= What you will do =
Write out the data again exactly, skipping every picture.

= Listed entries =
# # # #
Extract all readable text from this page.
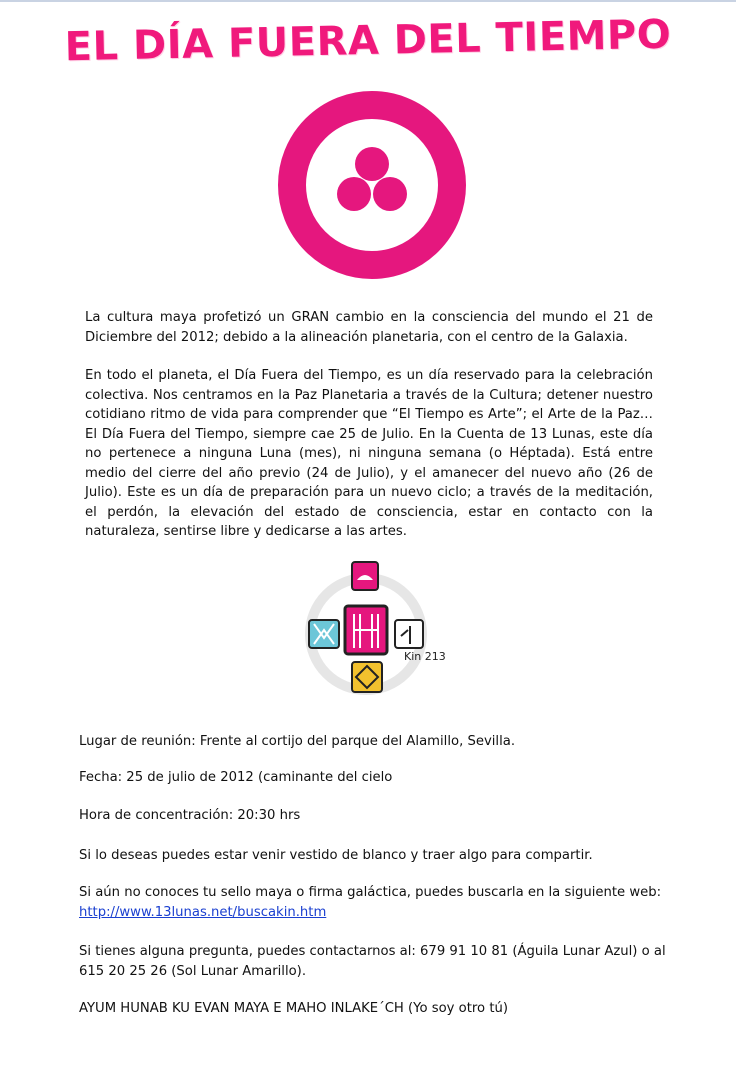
EL DÍA FUERA DEL TIEMPO

La cultura maya profetizó un GRAN cambio en la consciencia del mundo el 21 de Diciembre del 2012; debido a la alineación planetaria, con el centro de la Galaxia.

En todo el planeta, el Día Fuera del Tiempo, es un día reservado para la celebración colectiva. Nos centramos en la Paz Planetaria a través de la Cultura; detener nuestro cotidiano ritmo de vida para comprender que “El Tiempo es Arte”; el Arte de la Paz… El Día Fuera del Tiempo, siempre cae 25 de Julio. En la Cuenta de 13 Lunas, este día no pertenece a ninguna Luna (mes), ni ninguna semana (o Héptada). Está entre medio del cierre del año previo (24 de Julio), y el amanecer del nuevo año (26 de Julio). Este es un día de preparación para un nuevo ciclo; a través de la meditación, el perdón, la elevación del estado de consciencia, estar en contacto con la naturaleza, sentirse libre y dedicarse a las artes.

Kin 213

Lugar de reunión: Frente al cortijo del parque del Alamillo, Sevilla.

Fecha: 25 de julio de 2012 (caminante del cielo

Hora de concentración: 20:30 hrs

Si lo deseas puedes estar venir vestido de blanco y traer algo para compartir.

Si aún no conoces tu sello maya o firma galáctica, puedes buscarla en la siguiente web:
http://www.13lunas.net/buscakin.htm

Si tienes alguna pregunta, puedes contactarnos al: 679 91 10 81 (Águila Lunar Azul) o al 615 20 25 26 (Sol Lunar Amarillo).

AYUM HUNAB KU EVAN MAYA E MAHO INLAKE´CH (Yo soy otro tú)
# # # #
= Finished answer =
Extract all readable text from this page.
EL DÍA FUERA DEL TIEMPO

La cultura maya profetizó un GRAN cambio en la consciencia del mundo el 21 de Diciembre del 2012; debido a la alineación planetaria, con el centro de la Galaxia.

En todo el planeta, el Día Fuera del Tiempo, es un día reservado para la celebración colectiva. Nos centramos en la Paz Planetaria a través de la Cultura; detener nuestro cotidiano ritmo de vida para comprender que “El Tiempo es Arte”; el Arte de la Paz… El Día Fuera del Tiempo, siempre cae 25 de Julio. En la Cuenta de 13 Lunas, este día no pertenece a ninguna Luna (mes), ni ninguna semana (o Héptada). Está entre medio del cierre del año previo (24 de Julio), y el amanecer del nuevo año (26 de Julio). Este es un día de preparación para un nuevo ciclo; a través de la meditación, el perdón, la elevación del estado de consciencia, estar en contacto con la naturaleza, sentirse libre y dedicarse a las artes.

Kin 213

Lugar de reunión: Frente al cortijo del parque del Alamillo, Sevilla.

Fecha: 25 de julio de 2012 (caminante del cielo

Hora de concentración: 20:30 hrs

Si lo deseas puedes estar venir vestido de blanco y traer algo para compartir.

Si aún no conoces tu sello maya o firma galáctica, puedes buscarla en la siguiente web:
http://www.13lunas.net/buscakin.htm

Si tienes alguna pregunta, puedes contactarnos al: 679 91 10 81 (Águila Lunar Azul) o al 615 20 25 26 (Sol Lunar Amarillo).

AYUM HUNAB KU EVAN MAYA E MAHO INLAKE´CH (Yo soy otro tú)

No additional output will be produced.